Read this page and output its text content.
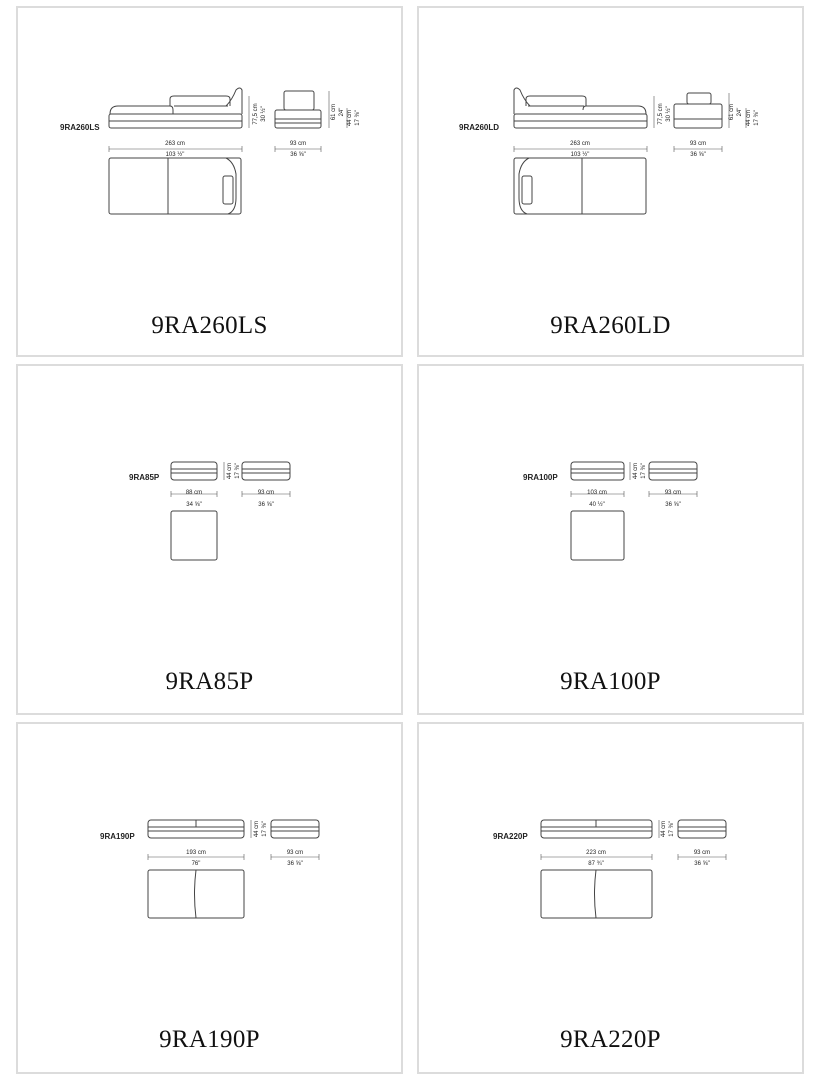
9RA260LS
263 cm
103 ½"
93 cm
36 ⅝"
77,5 cm 30 ½"	61 cm 24" 44 cm 17 ⅜"
9RA260LS
9RA260LD
263 cm
103 ½"
93 cm
36 ⅝"
77,5 cm 30 ½"	61 cm 24" 44 cm 17 ⅜"
9RA260LD
9RA85P
88 cm
34 ⅝"
93 cm
36 ⅝"
44 cm 17 ⅜"
9RA85P
9RA100P
103 cm
40 ½"
93 cm
36 ⅝"
44 cm 17 ⅜"
9RA100P
9RA190P
193 cm
76"
93 cm
36 ⅝"
44 cm 17 ⅜"
9RA190P
9RA220P
223 cm
87 ¾"
93 cm
36 ⅝"
44 cm 17 ⅜"
9RA220P
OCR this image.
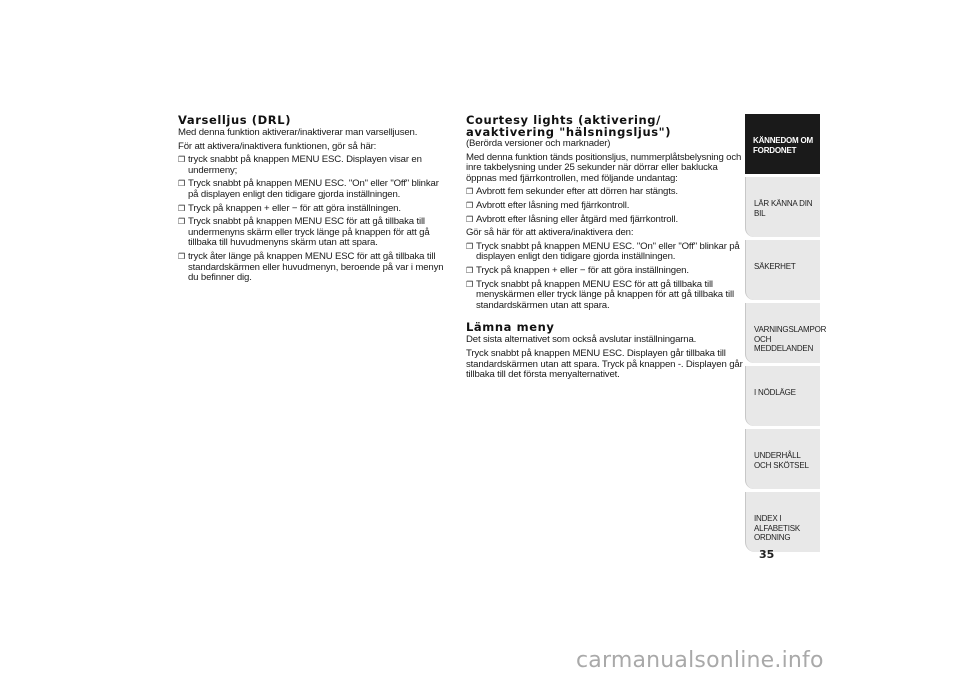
Varselljus (DRL)

Med denna funktion aktiverar/inaktiverar man varselljusen.

För att aktivera/inaktivera funktionen, gör så här:

❒ tryck snabbt på knappen MENU ESC. Displayen visar en undermeny;
❒ Tryck snabbt på knappen MENU ESC. "On" eller "Off" blinkar på displayen enligt den tidigare gjorda inställningen.
❒ Tryck på knappen + eller − för att göra inställningen.
❒ Tryck snabbt på knappen MENU ESC för att gå tillbaka till undermenyns skärm eller tryck länge på knappen för att gå tillbaka till huvudmenyns skärm utan att spara.
❒ tryck åter länge på knappen MENU ESC för att gå tillbaka till standardskärmen eller huvudmenyn, beroende på var i menyn du befinner dig.
Courtesy lights (aktivering/ avaktivering "hälsningsljus")

(Berörda versioner och marknader)

Med denna funktion tänds positionsljus, nummerplåtsbelysning och inre takbelysning under 25 sekunder när dörrar eller baklucka öppnas med fjärrkontrollen, med följande undantag:

❒ Avbrott fem sekunder efter att dörren har stängts.
❒ Avbrott efter låsning med fjärrkontroll.
❒ Avbrott efter låsning eller åtgärd med fjärrkontroll.

Gör så här för att aktivera/inaktivera den:

❒ Tryck snabbt på knappen MENU ESC. "On" eller "Off" blinkar på displayen enligt den tidigare gjorda inställningen.
❒ Tryck på knappen + eller − för att göra inställningen.
❒ Tryck snabbt på knappen MENU ESC för att gå tillbaka till menyskärmen eller tryck länge på knappen för att gå tillbaka till standardskärmen utan att spara.
Lämna meny

Det sista alternativet som också avslutar inställningarna.

Tryck snabbt på knappen MENU ESC. Displayen går tillbaka till standardskärmen utan att spara. Tryck på knappen -. Displayen går tillbaka till det första menyalternativet.

KÄNNEDOM OM FORDONET
LÄR KÄNNA DIN BIL
SÄKERHET
VARNINGSLAMPOR OCH MEDDELANDEN
I NÖDLÄGE
UNDERHÅLL OCH SKÖTSEL
INDEX I ALFABETISK ORDNING
35
carmanualsonline.info
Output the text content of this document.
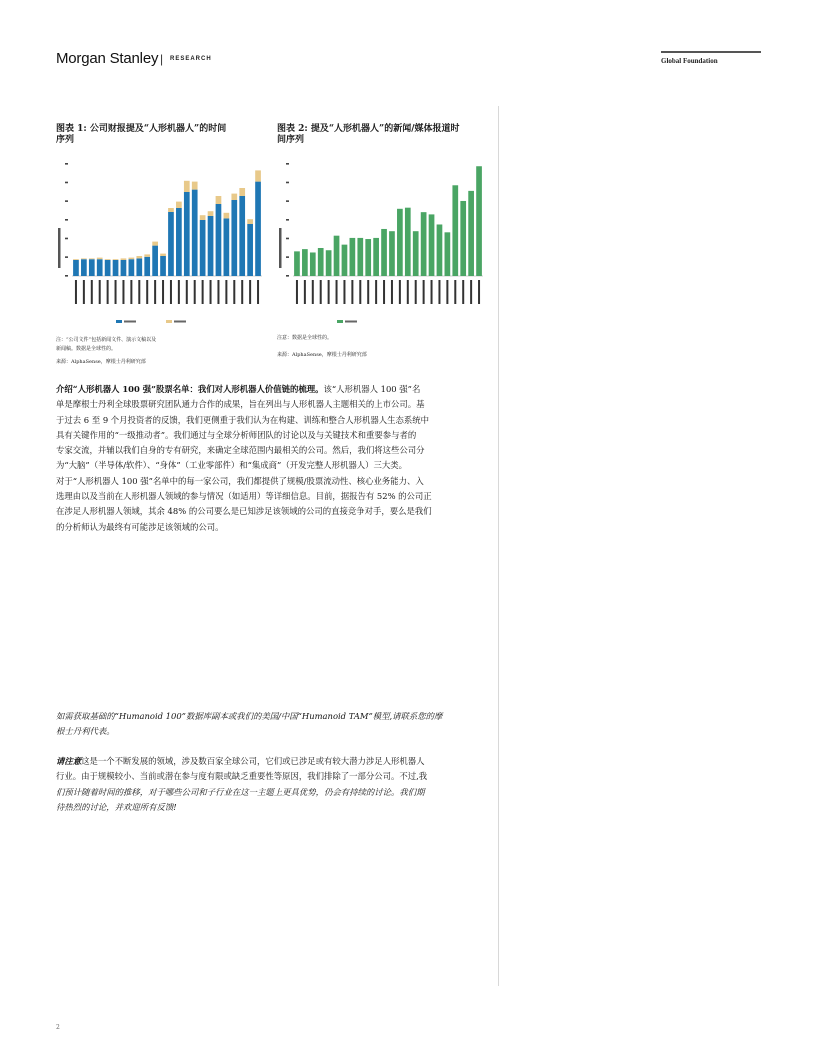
Morgan Stanley | RESEARCH	Global Foundation
图表 1: 公司财报提及“人形机器人”的时间
序列
注：“公司文件”包括新闻文件、演示文稿以及
新闻稿。数据是全球性的。
来源：AlphaSense，摩根士丹利研究部
图表 2: 提及“人形机器人”的新闻/媒体报道时
间序列
注意：数据是全球性的。
来源：AlphaSense，摩根士丹利研究部
介绍“人形机器人 100 强”股票名单：我们对人形机器人价值链的梳理。该“人形机器人 100 强”名
单是摩根士丹利全球股票研究团队通力合作的成果，旨在列出与人形机器人主题相关的上市公司。基
于过去 6 至 9 个月投资者的反馈，我们更侧重于我们认为在构建、训练和整合人形机器人生态系统中
具有关键作用的“一级推动者”。我们通过与全球分析师团队的讨论以及与关键技术和重要参与者的
专家交流，并辅以我们自身的专有研究，来确定全球范围内最相关的公司。然后，我们将这些公司分
为“大脑”（半导体/软件）、“身体”（工业零部件）和“集成商”（开发完整人形机器人）三大类。
对于“人形机器人 100 强”名单中的每一家公司，我们都提供了规模/股票流动性、核心业务能力、入
选理由以及当前在人形机器人领域的参与情况（如适用）等详细信息。目前，据报告有 52% 的公司正
在涉足人形机器人领域，其余 48% 的公司要么是已知涉足该领域的公司的直接竞争对手，要么是我们
的分析师认为最终有可能涉足该领域的公司。
如需获取基础的“Humanoid 100”数据库副本或我们的美国/中国“Humanoid TAM”模型,请联系您的摩
根士丹利代表。
请注意这是一个不断发展的领域，涉及数百家全球公司，它们或已涉足或有较大潜力涉足人形机器人
行业。由于规模较小、当前或潜在参与度有限或缺乏重要性等原因，我们排除了一部分公司。不过,我
们预计随着时间的推移，对于哪些公司和子行业在这一主题上更具优势，仍会有持续的讨论。我们期
待热烈的讨论，并欢迎所有反馈!
2
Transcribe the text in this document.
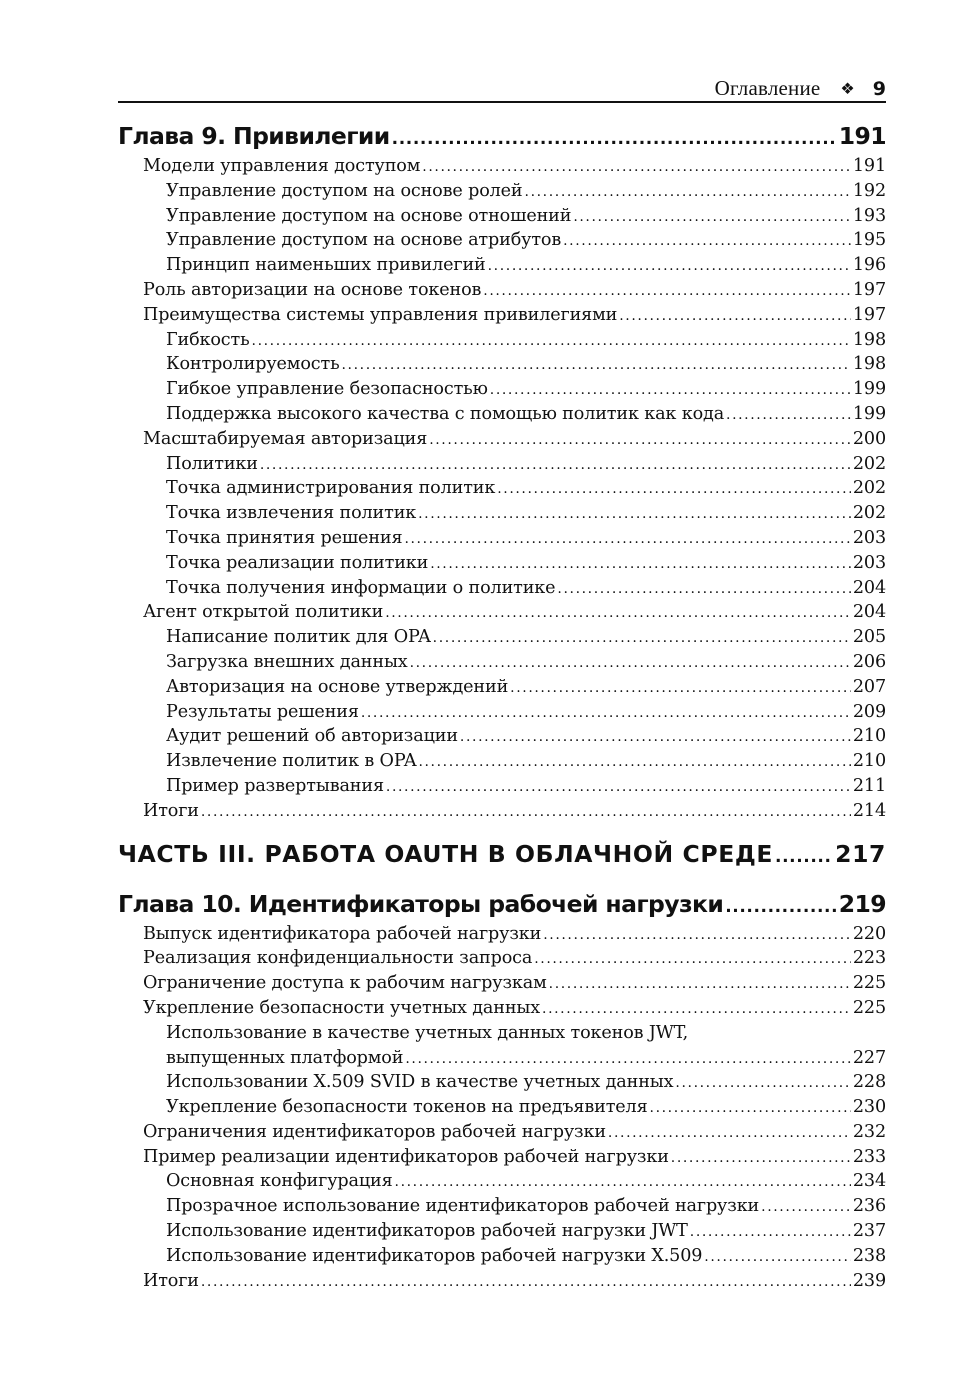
Оглавление ❖ 9
Глава 9. Привилегии .....	191
Модели управления доступом .....	191
Управление доступом на основе ролей .....	192
Управление доступом на основе отношений .....	193
Управление доступом на основе атрибутов .....	195
Принцип наименьших привилегий .....	196
Роль авторизации на основе токенов .....	197
Преимущества системы управления привилегиями .....	197
Гибкость .....	198
Контролируемость .....	198
Гибкое управление безопасностью .....	199
Поддержка высокого качества с помощью политик как кода .....	199
Масштабируемая авторизация .....	200
Политики .....	202
Точка администрирования политик .....	202
Точка извлечения политик .....	202
Точка принятия решения .....	203
Точка реализации политики .....	203
Точка получения информации о политике .....	204
Агент открытой политики .....	204
Написание политик для OPA .....	205
Загрузка внешних данных .....	206
Авторизация на основе утверждений .....	207
Результаты решения .....	209
Аудит решений об авторизации .....	210
Извлечение политик в OPA .....	210
Пример развертывания .....	211
Итоги .....	214
ЧАСТЬ III. РАБОТА OAUTH В ОБЛАЧНОЙ СРЕДЕ .....	217
Глава 10. Идентификаторы рабочей нагрузки .....	219
Выпуск идентификатора рабочей нагрузки .....	220
Реализация конфиденциальности запроса .....	223
Ограничение доступа к рабочим нагрузкам .....	225
Укрепление безопасности учетных данных .....	225
Использование в качестве учетных данных токенов JWT,
выпущенных платформой .....	227
Использовании X.509 SVID в качестве учетных данных .....	228
Укрепление безопасности токенов на предъявителя .....	230
Ограничения идентификаторов рабочей нагрузки .....	232
Пример реализации идентификаторов рабочей нагрузки .....	233
Основная конфигурация .....	234
Прозрачное использование идентификаторов рабочей нагрузки .....	236
Использование идентификаторов рабочей нагрузки JWT .....	237
Использование идентификаторов рабочей нагрузки X.509 .....	238
Итоги .....	239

■ ■ ■

Problem to work on: Repeat the listing in full and exactly. Leave any pictures out.

Written response:
Read this page and output its text content.
9RA260LS
263 cm
103 ½"
93 cm
36 ⅝"
77,5 cm 30 ½"	61 cm 24" 44 cm 17 ⅜"
9RA260LS
9RA260LD
263 cm
103 ½"
93 cm
36 ⅝"
77,5 cm 30 ½"	61 cm 24" 44 cm 17 ⅜"
9RA260LD
9RA85P
88 cm
34 ⅝"
93 cm
36 ⅝"
44 cm 17 ⅜"
9RA85P
9RA100P
103 cm
40 ½"
93 cm
36 ⅝"
44 cm 17 ⅜"
9RA100P
9RA190P
193 cm
76"
93 cm
36 ⅝"
44 cm 17 ⅜"
9RA190P
9RA220P
223 cm
87 ¾"
93 cm
36 ⅝"
44 cm 17 ⅜"
9RA220P
OCR this image.
Varselljus (DRL)

Med denna funktion aktiverar/inaktiverar man varselljusen.

För att aktivera/inaktivera funktionen, gör så här:

❒ tryck snabbt på knappen MENU ESC. Displayen visar en undermeny;
❒ Tryck snabbt på knappen MENU ESC. "On" eller "Off" blinkar på displayen enligt den tidigare gjorda inställningen.
❒ Tryck på knappen + eller − för att göra inställningen.
❒ Tryck snabbt på knappen MENU ESC för att gå tillbaka till undermenyns skärm eller tryck länge på knappen för att gå tillbaka till huvudmenyns skärm utan att spara.
❒ tryck åter länge på knappen MENU ESC för att gå tillbaka till standardskärmen eller huvudmenyn, beroende på var i menyn du befinner dig.
Courtesy lights (aktivering/ avaktivering "hälsningsljus")

(Berörda versioner och marknader)

Med denna funktion tänds positionsljus, nummerplåtsbelysning och inre takbelysning under 25 sekunder när dörrar eller baklucka öppnas med fjärrkontrollen, med följande undantag:

❒ Avbrott fem sekunder efter att dörren har stängts.
❒ Avbrott efter låsning med fjärrkontroll.
❒ Avbrott efter låsning eller åtgärd med fjärrkontroll.

Gör så här för att aktivera/inaktivera den:

❒ Tryck snabbt på knappen MENU ESC. "On" eller "Off" blinkar på displayen enligt den tidigare gjorda inställningen.
❒ Tryck på knappen + eller − för att göra inställningen.
❒ Tryck snabbt på knappen MENU ESC för att gå tillbaka till menyskärmen eller tryck länge på knappen för att gå tillbaka till standardskärmen utan att spara.
Lämna meny

Det sista alternativet som också avslutar inställningarna.

Tryck snabbt på knappen MENU ESC. Displayen går tillbaka till standardskärmen utan att spara. Tryck på knappen -. Displayen går tillbaka till det första menyalternativet.

KÄNNEDOM OM FORDONET
LÄR KÄNNA DIN BIL
SÄKERHET
VARNINGSLAMPOR OCH MEDDELANDEN
I NÖDLÄGE
UNDERHÅLL OCH SKÖTSEL
INDEX I ALFABETISK ORDNING
35
carmanualsonline.info
Output the text content of this document.
Morgan Stanley | RESEARCH	Global Foundation
图表 1: 公司财报提及“人形机器人”的时间
序列
注：“公司文件”包括新闻文件、演示文稿以及
新闻稿。数据是全球性的。
来源：AlphaSense，摩根士丹利研究部
图表 2: 提及“人形机器人”的新闻/媒体报道时
间序列
注意：数据是全球性的。
来源：AlphaSense，摩根士丹利研究部
介绍“人形机器人 100 强”股票名单：我们对人形机器人价值链的梳理。该“人形机器人 100 强”名
单是摩根士丹利全球股票研究团队通力合作的成果，旨在列出与人形机器人主题相关的上市公司。基
于过去 6 至 9 个月投资者的反馈，我们更侧重于我们认为在构建、训练和整合人形机器人生态系统中
具有关键作用的“一级推动者”。我们通过与全球分析师团队的讨论以及与关键技术和重要参与者的
专家交流，并辅以我们自身的专有研究，来确定全球范围内最相关的公司。然后，我们将这些公司分
为“大脑”（半导体/软件）、“身体”（工业零部件）和“集成商”（开发完整人形机器人）三大类。
对于“人形机器人 100 强”名单中的每一家公司，我们都提供了规模/股票流动性、核心业务能力、入
选理由以及当前在人形机器人领域的参与情况（如适用）等详细信息。目前，据报告有 52% 的公司正
在涉足人形机器人领域，其余 48% 的公司要么是已知涉足该领域的公司的直接竞争对手，要么是我们
的分析师认为最终有可能涉足该领域的公司。
如需获取基础的“Humanoid 100”数据库副本或我们的美国/中国“Humanoid TAM”模型,请联系您的摩
根士丹利代表。
请注意这是一个不断发展的领域，涉及数百家全球公司，它们或已涉足或有较大潜力涉足人形机器人
行业。由于规模较小、当前或潜在参与度有限或缺乏重要性等原因，我们排除了一部分公司。不过,我
们预计随着时间的推移，对于哪些公司和子行业在这一主题上更具优势，仍会有持续的讨论。我们期
待热烈的讨论，并欢迎所有反馈!
2
Transcribe the text in this document.
Оглавление ❖ 9
Глава 9. Привилегии .....	191
Модели управления доступом .....	191
Управление доступом на основе ролей .....	192
Управление доступом на основе отношений .....	193
Управление доступом на основе атрибутов .....	195
Принцип наименьших привилегий .....	196
Роль авторизации на основе токенов .....	197
Преимущества системы управления привилегиями .....	197
Гибкость .....	198
Контролируемость .....	198
Гибкое управление безопасностью .....	199
Поддержка высокого качества с помощью политик как кода .....	199
Масштабируемая авторизация .....	200
Политики .....	202
Точка администрирования политик .....	202
Точка извлечения политик .....	202
Точка принятия решения .....	203
Точка реализации политики .....	203
Точка получения информации о политике .....	204
Агент открытой политики .....	204
Написание политик для OPA .....	205
Загрузка внешних данных .....	206
Авторизация на основе утверждений .....	207
Результаты решения .....	209
Аудит решений об авторизации .....	210
Извлечение политик в OPA .....	210
Пример развертывания .....	211
Итоги .....	214
ЧАСТЬ III. РАБОТА OAUTH В ОБЛАЧНОЙ СРЕДЕ .....	217
Глава 10. Идентификаторы рабочей нагрузки .....	219
Выпуск идентификатора рабочей нагрузки .....	220
Реализация конфиденциальности запроса .....	223
Ограничение доступа к рабочим нагрузкам .....	225
Укрепление безопасности учетных данных .....	225
Использование в качестве учетных данных токенов JWT,
выпущенных платформой .....	227
Использовании X.509 SVID в качестве учетных данных .....	228
Укрепление безопасности токенов на предъявителя .....	230
Ограничения идентификаторов рабочей нагрузки .....	232
Пример реализации идентификаторов рабочей нагрузки .....	233
Основная конфигурация .....	234
Прозрачное использование идентификаторов рабочей нагрузки .....	236
Использование идентификаторов рабочей нагрузки JWT .....	237
Использование идентификаторов рабочей нагрузки X.509 .....	238
Итоги .....	239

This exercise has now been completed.